__What the exercise asks__.
Read through the data and report every line in which the word "Đánh" occurs.

__Records to use__.
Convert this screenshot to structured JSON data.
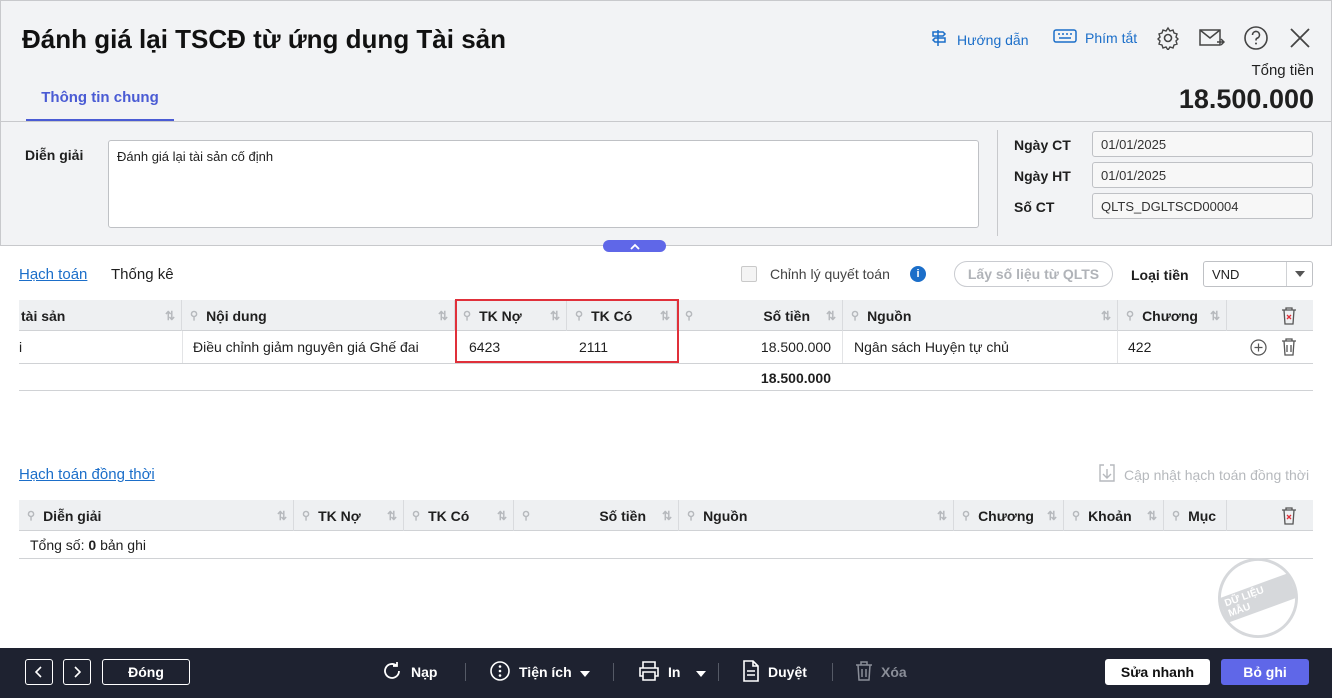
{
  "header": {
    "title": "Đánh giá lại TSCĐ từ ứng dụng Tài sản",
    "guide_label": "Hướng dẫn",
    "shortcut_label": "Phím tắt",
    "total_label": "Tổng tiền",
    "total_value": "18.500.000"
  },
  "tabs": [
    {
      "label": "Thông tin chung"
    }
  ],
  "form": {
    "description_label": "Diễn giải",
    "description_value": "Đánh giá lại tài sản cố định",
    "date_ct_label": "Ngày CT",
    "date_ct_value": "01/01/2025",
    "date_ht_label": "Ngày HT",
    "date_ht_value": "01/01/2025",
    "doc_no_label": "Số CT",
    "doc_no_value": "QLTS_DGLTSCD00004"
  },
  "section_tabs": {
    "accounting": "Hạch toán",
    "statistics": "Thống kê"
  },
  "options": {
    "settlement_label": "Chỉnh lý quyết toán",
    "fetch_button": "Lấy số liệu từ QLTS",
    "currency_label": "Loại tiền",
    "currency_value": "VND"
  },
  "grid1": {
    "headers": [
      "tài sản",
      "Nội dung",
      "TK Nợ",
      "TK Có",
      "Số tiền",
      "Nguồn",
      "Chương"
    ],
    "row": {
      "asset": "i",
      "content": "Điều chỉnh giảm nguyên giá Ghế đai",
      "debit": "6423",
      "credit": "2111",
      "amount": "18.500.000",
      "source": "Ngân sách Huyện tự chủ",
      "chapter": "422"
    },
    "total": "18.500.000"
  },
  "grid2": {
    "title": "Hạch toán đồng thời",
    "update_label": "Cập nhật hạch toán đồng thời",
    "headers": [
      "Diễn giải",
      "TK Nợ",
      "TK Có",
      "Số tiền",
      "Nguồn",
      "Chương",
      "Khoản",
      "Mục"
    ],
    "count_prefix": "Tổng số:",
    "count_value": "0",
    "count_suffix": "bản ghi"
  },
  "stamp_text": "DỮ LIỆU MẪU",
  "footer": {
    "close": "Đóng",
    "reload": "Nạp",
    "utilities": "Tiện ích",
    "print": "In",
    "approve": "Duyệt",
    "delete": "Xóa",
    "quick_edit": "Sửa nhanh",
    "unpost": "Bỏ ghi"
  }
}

__Solution to this exercise__.
    "title": "Đánh giá lại TSCĐ từ ứng dụng Tài sản",
    "description_value": "Đánh giá lại tài sản cố định",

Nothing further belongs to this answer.